Reproduce each line exactly, including spacing and punctuation.

⁂

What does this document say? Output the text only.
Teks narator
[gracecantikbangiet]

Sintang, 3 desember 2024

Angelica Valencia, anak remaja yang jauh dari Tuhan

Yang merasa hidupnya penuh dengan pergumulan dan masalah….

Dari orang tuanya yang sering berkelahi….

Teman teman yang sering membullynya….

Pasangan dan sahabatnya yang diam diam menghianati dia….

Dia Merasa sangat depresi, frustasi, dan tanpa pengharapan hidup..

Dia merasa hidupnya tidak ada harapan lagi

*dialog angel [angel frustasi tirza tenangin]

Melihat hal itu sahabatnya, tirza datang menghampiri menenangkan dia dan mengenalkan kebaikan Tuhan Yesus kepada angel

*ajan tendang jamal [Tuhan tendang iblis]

⁂

Reply to the exercise:
What does this document say? Output the text only.
Teks narator
[gracecantikbangiet]

Sintang, 3 desember 2024

Angelica Valencia, anak remaja yang jauh dari Tuhan

Yang merasa hidupnya penuh dengan pergumulan dan masalah….

Dari orang tuanya yang sering berkelahi….

Teman teman yang sering membullynya….

Pasangan dan sahabatnya yang diam diam menghianati dia….

Dia Merasa sangat depresi, frustasi, dan tanpa pengharapan hidup..

Dia merasa hidupnya tidak ada harapan lagi

*dialog angel [angel frustasi tirza tenangin]

Melihat hal itu sahabatnya, tirza datang menghampiri menenangkan dia dan mengenalkan kebaikan Tuhan Yesus kepada angel

*ajan tendang jamal [Tuhan tendang iblis]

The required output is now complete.